Your task:
Answer with nothing except the number of lines that contain the word "administrationem".

Input for this task:
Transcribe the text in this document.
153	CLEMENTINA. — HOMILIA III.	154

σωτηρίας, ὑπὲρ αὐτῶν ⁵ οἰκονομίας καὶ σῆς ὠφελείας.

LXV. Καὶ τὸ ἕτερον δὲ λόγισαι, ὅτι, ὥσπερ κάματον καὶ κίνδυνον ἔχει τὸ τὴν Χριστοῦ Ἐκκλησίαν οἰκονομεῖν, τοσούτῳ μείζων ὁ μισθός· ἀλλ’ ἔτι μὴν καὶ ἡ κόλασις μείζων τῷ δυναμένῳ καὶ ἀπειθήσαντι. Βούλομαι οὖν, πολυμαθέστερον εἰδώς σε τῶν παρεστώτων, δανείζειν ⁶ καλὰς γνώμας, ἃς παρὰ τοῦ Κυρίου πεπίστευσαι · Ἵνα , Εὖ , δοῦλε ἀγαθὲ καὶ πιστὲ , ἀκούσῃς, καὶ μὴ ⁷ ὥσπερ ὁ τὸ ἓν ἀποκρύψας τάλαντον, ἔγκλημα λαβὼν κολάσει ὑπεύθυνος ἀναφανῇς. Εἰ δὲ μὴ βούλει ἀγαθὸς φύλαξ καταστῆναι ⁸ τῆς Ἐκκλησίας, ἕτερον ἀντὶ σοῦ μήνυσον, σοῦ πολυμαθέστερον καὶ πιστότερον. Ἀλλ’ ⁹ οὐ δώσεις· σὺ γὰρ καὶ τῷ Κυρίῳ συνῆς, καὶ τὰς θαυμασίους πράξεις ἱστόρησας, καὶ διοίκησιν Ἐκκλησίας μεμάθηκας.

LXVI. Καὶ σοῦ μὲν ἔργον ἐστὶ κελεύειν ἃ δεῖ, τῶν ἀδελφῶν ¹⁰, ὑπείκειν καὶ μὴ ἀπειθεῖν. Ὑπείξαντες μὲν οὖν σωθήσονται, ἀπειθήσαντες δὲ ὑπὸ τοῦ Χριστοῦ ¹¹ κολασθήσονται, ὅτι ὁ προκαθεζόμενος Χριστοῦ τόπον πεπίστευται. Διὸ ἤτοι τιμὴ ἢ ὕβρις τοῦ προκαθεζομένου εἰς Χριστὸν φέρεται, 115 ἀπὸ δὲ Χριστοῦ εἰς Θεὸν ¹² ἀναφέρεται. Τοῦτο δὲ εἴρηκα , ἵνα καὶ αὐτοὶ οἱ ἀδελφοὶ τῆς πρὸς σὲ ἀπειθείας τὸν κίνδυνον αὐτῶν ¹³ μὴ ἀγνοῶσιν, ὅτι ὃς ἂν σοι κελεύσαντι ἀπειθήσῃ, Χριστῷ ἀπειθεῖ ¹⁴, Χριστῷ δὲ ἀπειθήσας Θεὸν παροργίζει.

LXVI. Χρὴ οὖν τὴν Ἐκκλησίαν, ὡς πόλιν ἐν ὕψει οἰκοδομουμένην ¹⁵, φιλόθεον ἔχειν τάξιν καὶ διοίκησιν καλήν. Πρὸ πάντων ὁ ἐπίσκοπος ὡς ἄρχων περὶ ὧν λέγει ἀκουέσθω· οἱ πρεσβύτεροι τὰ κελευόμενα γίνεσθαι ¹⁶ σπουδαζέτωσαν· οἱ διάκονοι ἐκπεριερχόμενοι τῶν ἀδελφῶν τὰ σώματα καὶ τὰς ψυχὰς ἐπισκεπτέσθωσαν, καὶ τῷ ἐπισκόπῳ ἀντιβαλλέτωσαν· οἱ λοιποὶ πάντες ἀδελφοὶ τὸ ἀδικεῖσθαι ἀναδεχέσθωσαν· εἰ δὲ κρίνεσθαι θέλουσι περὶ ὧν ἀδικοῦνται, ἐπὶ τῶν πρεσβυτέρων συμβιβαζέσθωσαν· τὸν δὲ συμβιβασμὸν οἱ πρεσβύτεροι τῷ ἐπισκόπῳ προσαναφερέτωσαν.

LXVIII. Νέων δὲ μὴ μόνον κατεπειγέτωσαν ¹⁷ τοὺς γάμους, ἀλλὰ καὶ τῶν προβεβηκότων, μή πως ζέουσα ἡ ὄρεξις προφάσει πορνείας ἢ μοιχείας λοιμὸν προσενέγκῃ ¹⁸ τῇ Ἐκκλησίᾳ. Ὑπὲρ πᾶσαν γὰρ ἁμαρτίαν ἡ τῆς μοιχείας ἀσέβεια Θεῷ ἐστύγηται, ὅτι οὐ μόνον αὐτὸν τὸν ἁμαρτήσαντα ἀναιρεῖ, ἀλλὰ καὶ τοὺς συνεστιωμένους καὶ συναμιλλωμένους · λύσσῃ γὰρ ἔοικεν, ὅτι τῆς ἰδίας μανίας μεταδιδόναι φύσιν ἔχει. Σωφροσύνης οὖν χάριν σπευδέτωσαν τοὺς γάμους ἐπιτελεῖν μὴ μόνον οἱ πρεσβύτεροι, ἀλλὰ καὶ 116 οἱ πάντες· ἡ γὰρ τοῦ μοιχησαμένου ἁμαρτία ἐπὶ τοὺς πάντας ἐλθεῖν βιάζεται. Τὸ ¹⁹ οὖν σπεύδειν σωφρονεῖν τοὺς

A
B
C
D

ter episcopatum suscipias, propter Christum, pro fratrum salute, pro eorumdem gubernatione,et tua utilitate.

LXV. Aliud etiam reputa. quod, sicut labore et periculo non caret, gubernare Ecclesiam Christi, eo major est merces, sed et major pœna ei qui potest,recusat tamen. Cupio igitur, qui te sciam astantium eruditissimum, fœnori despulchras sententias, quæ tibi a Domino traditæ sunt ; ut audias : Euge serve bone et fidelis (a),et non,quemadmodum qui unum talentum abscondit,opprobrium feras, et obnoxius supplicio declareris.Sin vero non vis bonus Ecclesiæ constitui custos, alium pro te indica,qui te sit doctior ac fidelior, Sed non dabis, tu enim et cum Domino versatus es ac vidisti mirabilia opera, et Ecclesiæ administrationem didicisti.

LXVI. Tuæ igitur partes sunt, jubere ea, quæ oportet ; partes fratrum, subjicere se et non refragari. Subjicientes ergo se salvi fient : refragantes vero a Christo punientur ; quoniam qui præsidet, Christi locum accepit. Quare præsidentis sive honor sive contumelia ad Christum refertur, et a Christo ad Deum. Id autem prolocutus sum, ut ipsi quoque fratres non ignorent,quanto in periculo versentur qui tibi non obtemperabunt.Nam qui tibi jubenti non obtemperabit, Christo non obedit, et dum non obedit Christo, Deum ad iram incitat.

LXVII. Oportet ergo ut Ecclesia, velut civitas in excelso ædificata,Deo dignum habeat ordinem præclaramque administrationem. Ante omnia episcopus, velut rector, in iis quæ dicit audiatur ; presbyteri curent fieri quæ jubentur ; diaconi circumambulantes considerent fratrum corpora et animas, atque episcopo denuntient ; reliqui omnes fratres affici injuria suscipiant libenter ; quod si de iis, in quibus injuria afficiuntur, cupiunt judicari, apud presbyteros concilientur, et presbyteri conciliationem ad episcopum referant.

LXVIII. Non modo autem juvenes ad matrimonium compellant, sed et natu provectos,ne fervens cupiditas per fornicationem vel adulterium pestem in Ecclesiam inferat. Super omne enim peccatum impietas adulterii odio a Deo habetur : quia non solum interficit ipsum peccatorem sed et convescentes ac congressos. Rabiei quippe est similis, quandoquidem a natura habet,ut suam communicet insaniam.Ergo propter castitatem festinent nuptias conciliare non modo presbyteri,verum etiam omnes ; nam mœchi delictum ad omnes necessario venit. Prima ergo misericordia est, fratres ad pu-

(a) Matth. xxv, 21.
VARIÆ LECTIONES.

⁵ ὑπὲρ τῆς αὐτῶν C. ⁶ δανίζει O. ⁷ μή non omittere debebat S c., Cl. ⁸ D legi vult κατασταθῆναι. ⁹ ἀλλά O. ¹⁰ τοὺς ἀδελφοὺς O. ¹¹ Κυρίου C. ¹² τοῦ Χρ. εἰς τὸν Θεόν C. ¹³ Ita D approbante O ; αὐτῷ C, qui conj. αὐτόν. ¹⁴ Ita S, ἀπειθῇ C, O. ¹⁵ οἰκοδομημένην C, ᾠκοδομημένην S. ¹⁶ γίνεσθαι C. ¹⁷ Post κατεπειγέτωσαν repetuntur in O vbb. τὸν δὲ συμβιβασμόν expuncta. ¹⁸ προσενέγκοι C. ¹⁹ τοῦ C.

Reply to the task:
2